_Material supplied:_
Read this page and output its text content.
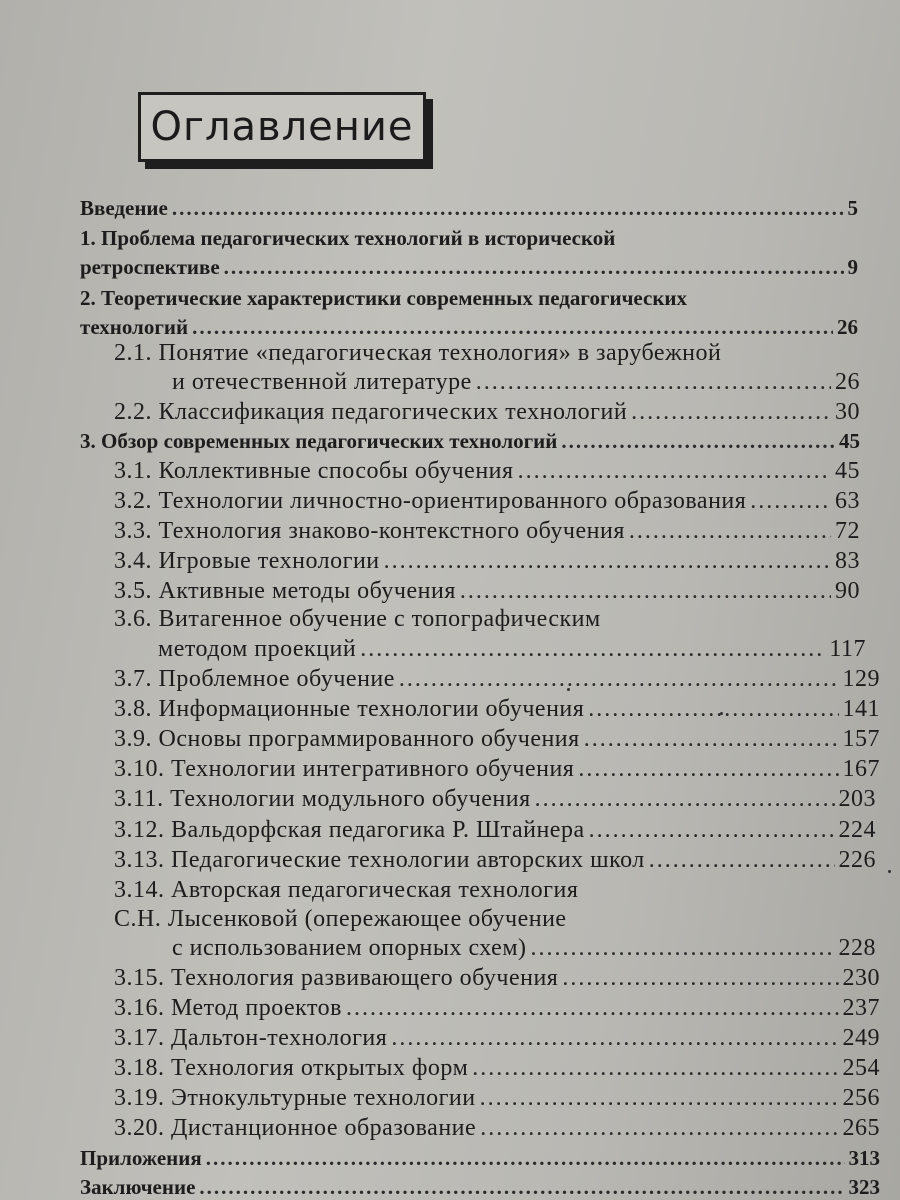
Оглавление
Введение .....	5
1. Проблема педагогических технологий в исторической
ретроспективе .....	9
2. Теоретические характеристики современных педагогических
технологий .....	26
2.1. Понятие «педагогическая технология» в зарубежной
и отечественной литературе .....	26
2.2. Классификация педагогических технологий .....	30
3. Обзор современных педагогических технологий .....	45
3.1. Коллективные способы обучения .....	45
3.2. Технологии личностно-ориентированного образования .....	63
3.3. Технология знаково-контекстного обучения .....	72
3.4. Игровые технологии .....	83
3.5. Активные методы обучения .....	90
3.6. Витагенное обучение с топографическим
методом проекций .....	117
3.7. Проблемное обучение .....	129
3.8. Информационные технологии обучения .....	141
3.9. Основы программированного обучения .....	157
3.10. Технологии интегративного обучения .....	167
3.11. Технологии модульного обучения .....	203
3.12. Вальдорфская педагогика Р. Штайнера .....	224
3.13. Педагогические технологии авторских школ .....	226
3.14. Авторская педагогическая технология
С.Н. Лысенковой (опережающее обучение
с использованием опорных схем) .....	228
3.15. Технология развивающего обучения .....	230
3.16. Метод проектов .....	237
3.17. Дальтон-технология .....	249
3.18. Технология открытых форм .....	254
3.19. Этнокультурные технологии .....	256
3.20. Дистанционное образование .....	265
Приложения .....	313
Заключение .....	323
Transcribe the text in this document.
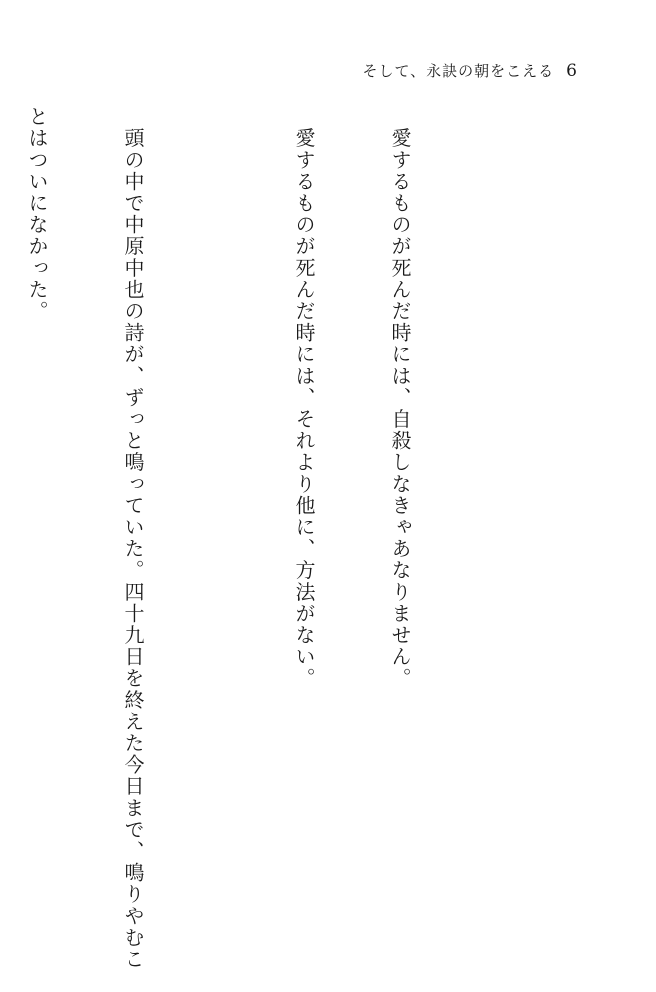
そして、永訣の朝をこえる 6

　愛するものが死んだ時には、自殺しなきゃあなりません。

　愛するものが死んだ時には、それより他に、方法がない。

　頭の中で中原中也の詩が、ずっと鳴っていた。四十九日を終えた今日まで、鳴りやむこ

とはついになかった。
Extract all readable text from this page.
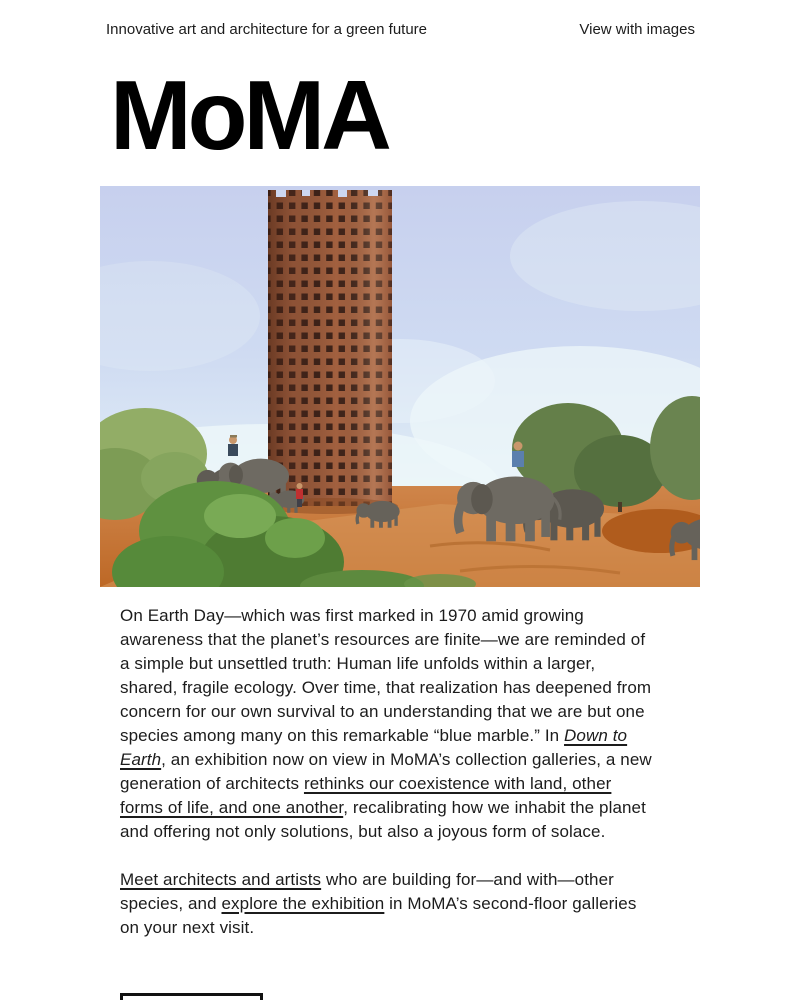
Innovative art and architecture for a green future	View with images
MoMA

On Earth Day—which was first marked in 1970 amid growing awareness that the planet’s resources are finite—we are reminded of a simple but unsettled truth: Human life unfolds within a larger, shared, fragile ecology. Over time, that realization has deepened from concern for our own survival to an understanding that we are but one species among many on this remarkable “blue marble.” In Down to Earth, an exhibition now on view in MoMA’s collection galleries, a new generation of architects rethinks our coexistence with land, other forms of life, and one another, recalibrating how we inhabit the planet and offering not only solutions, but also a joyous form of solace.

Meet architects and artists who are building for—and with—other species, and explore the exhibition in MoMA’s second-floor galleries on your next visit.
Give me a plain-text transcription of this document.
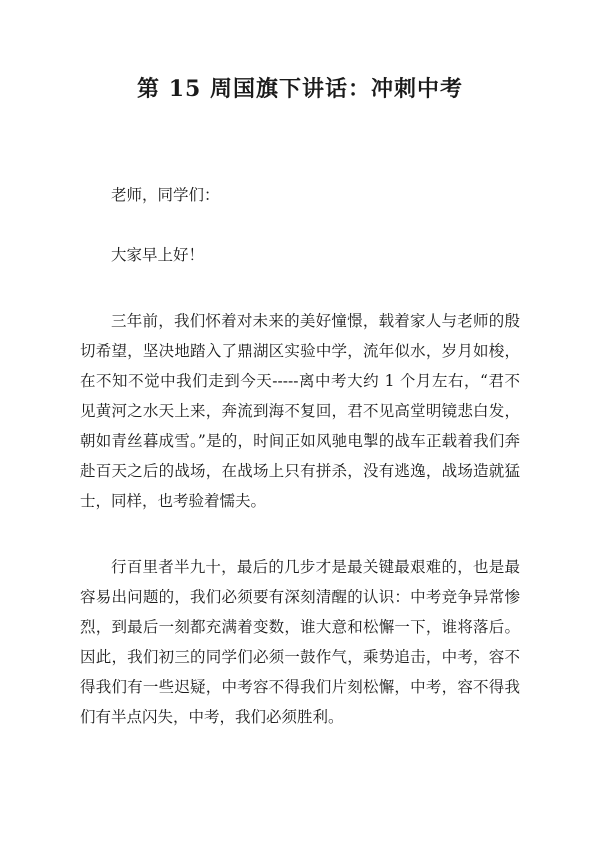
第 15 周国旗下讲话：冲刺中考

老师，同学们：

大家早上好！

三年前，我们怀着对未来的美好憧憬，载着家人与老师的殷切希望，坚决地踏入了鼎湖区实验中学，流年似水，岁月如梭，在不知不觉中我们走到今天-----离中考大约 1 个月左右，“君不见黄河之水天上来，奔流到海不复回，君不见高堂明镜悲白发，朝如青丝暮成雪。”是的，时间正如风驰电掣的战车正载着我们奔赴百天之后的战场，在战场上只有拼杀，没有逃逸，战场造就猛士，同样，也考验着懦夫。

行百里者半九十，最后的几步才是最关键最艰难的，也是最容易出问题的，我们必须要有深刻清醒的认识：中考竞争异常惨烈，到最后一刻都充满着变数，谁大意和松懈一下，谁将落后。因此，我们初三的同学们必须一鼓作气，乘势追击，中考，容不得我们有一些迟疑，中考容不得我们片刻松懈，中考，容不得我们有半点闪失，中考，我们必须胜利。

_Direction:_ Find the word "обучения" in the entries, and copy every line it shows up in.

_Exercise solution:_
3.1. Коллективные способы обучения .....	45
3.3. Технология знаково-контекстного обучения .....	72
3.5. Активные методы обучения .....	90
3.8. Информационные технологии обучения .....	141
3.9. Основы программированного обучения .....	157
3.10. Технологии интегративного обучения .....	167
3.11. Технологии модульного обучения .....	203
3.15. Технология развивающего обучения .....	230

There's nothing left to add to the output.